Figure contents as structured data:
-=-=-=-=-
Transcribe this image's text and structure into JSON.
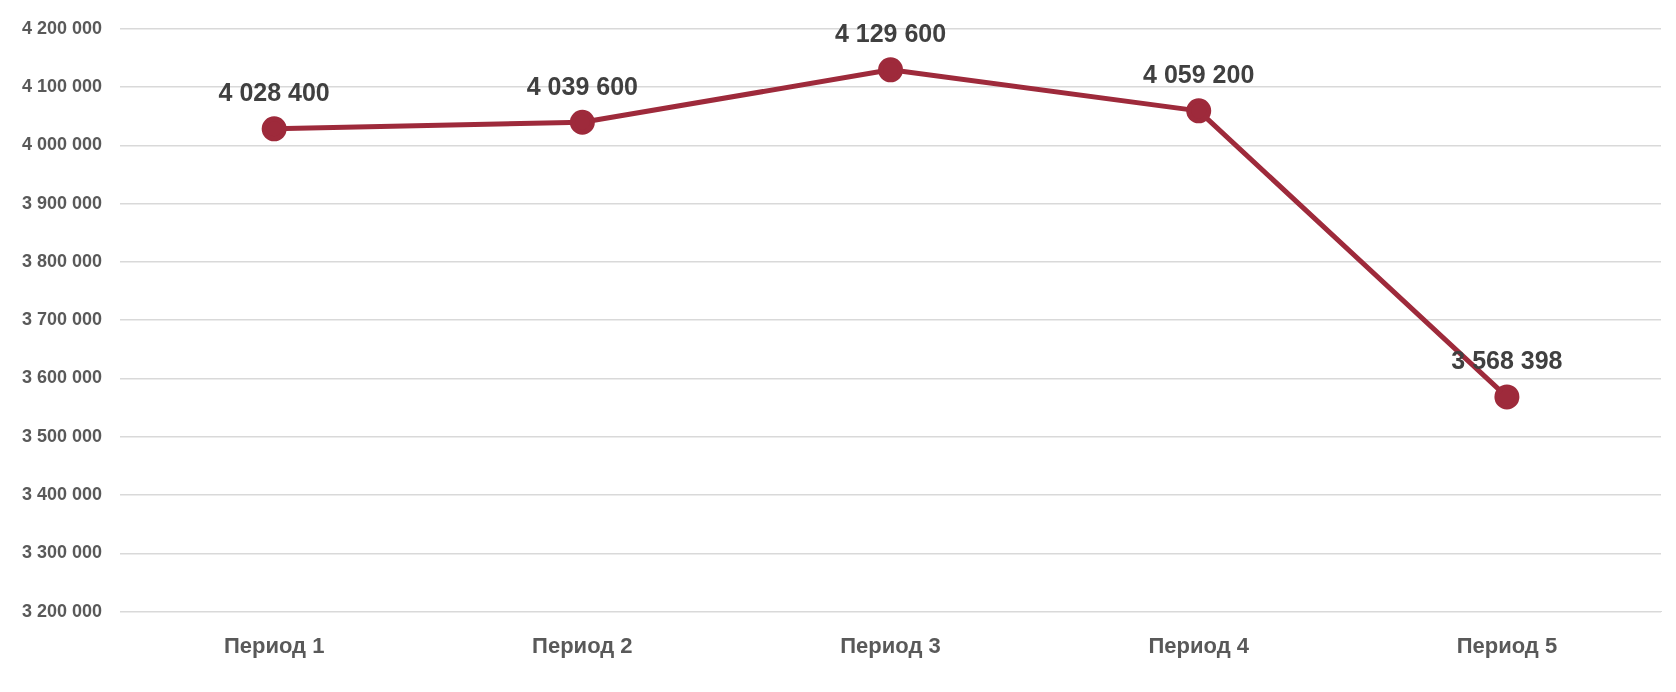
{
  "chart_data": {
    "type": "line",
    "categories": [
      "Период 1",
      "Период 2",
      "Период 3",
      "Период 4",
      "Период 5"
    ],
    "series": [
      {
        "color": "#9e2a3b",
        "values": [
          4028400,
          4039600,
          4129600,
          4059200,
          3568398
        ],
        "value_labels": [
          "4 028 400",
          "4 039 600",
          "4 129 600",
          "4 059 200",
          "3 568 398"
        ]
      }
    ],
    "ylim": [
      3200000,
      4200000
    ],
    "yticks": [
      {
        "value": 3200000,
        "label": "3 200 000"
      },
      {
        "value": 3300000,
        "label": "3 300 000"
      },
      {
        "value": 3400000,
        "label": "3 400 000"
      },
      {
        "value": 3500000,
        "label": "3 500 000"
      },
      {
        "value": 3600000,
        "label": "3 600 000"
      },
      {
        "value": 3700000,
        "label": "3 700 000"
      },
      {
        "value": 3800000,
        "label": "3 800 000"
      },
      {
        "value": 3900000,
        "label": "3 900 000"
      },
      {
        "value": 4000000,
        "label": "4 000 000"
      },
      {
        "value": 4100000,
        "label": "4 100 000"
      },
      {
        "value": 4200000,
        "label": "4 200 000"
      }
    ],
    "grid": "y",
    "legend": false,
    "marker": "circle",
    "line_style": "solid"
  }
}
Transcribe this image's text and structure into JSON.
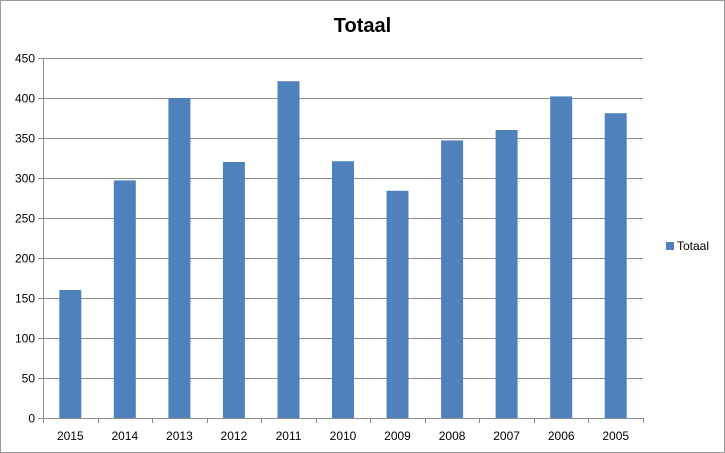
{
  "chart_data": {
    "type": "bar",
    "title": "Totaal",
    "xlabel": "",
    "ylabel": "",
    "categories": [
      "2015",
      "2014",
      "2013",
      "2012",
      "2011",
      "2010",
      "2009",
      "2008",
      "2007",
      "2006",
      "2005"
    ],
    "series": [
      {
        "name": "Totaal",
        "values": [
          160,
          297,
          400,
          320,
          421,
          321,
          284,
          347,
          360,
          402,
          381
        ],
        "color": "#4f81bd"
      }
    ],
    "ylim": [
      0,
      450
    ],
    "yticks": [
      "0",
      "50",
      "100",
      "150",
      "200",
      "250",
      "300",
      "350",
      "400",
      "450"
    ],
    "grid": true,
    "legend_position": "right"
  }
}
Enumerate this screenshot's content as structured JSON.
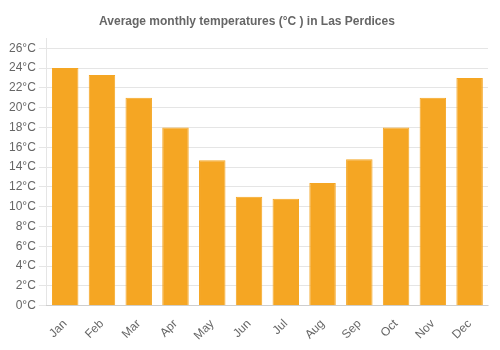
{
  "chart_data": {
    "type": "bar",
    "title": "Average monthly temperatures (°C ) in Las Perdices",
    "categories": [
      "Jan",
      "Feb",
      "Mar",
      "Apr",
      "May",
      "Jun",
      "Jul",
      "Aug",
      "Sep",
      "Oct",
      "Nov",
      "Dec"
    ],
    "values": [
      24.0,
      23.3,
      21.0,
      18.0,
      14.7,
      11.0,
      10.8,
      12.4,
      14.8,
      18.0,
      21.0,
      23.0
    ],
    "color": "#F5A623",
    "ylim": [
      0,
      27
    ],
    "yticks": [
      {
        "value": 0,
        "label": "0°C"
      },
      {
        "value": 2,
        "label": "2°C"
      },
      {
        "value": 4,
        "label": "4°C"
      },
      {
        "value": 6,
        "label": "6°C"
      },
      {
        "value": 8,
        "label": "8°C"
      },
      {
        "value": 10,
        "label": "10°C"
      },
      {
        "value": 12,
        "label": "12°C"
      },
      {
        "value": 14,
        "label": "14°C"
      },
      {
        "value": 16,
        "label": "16°C"
      },
      {
        "value": 18,
        "label": "18°C"
      },
      {
        "value": 20,
        "label": "20°C"
      },
      {
        "value": 22,
        "label": "22°C"
      },
      {
        "value": 24,
        "label": "24°C"
      },
      {
        "value": 26,
        "label": "26°C"
      }
    ],
    "grid": "y"
  }
}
-=-=-=-=-
* PROBLEM STATEMENT *
Determine how many lines in the listing above hold the string "color", then write only the number.

* COMPLETE OUTPUT *
3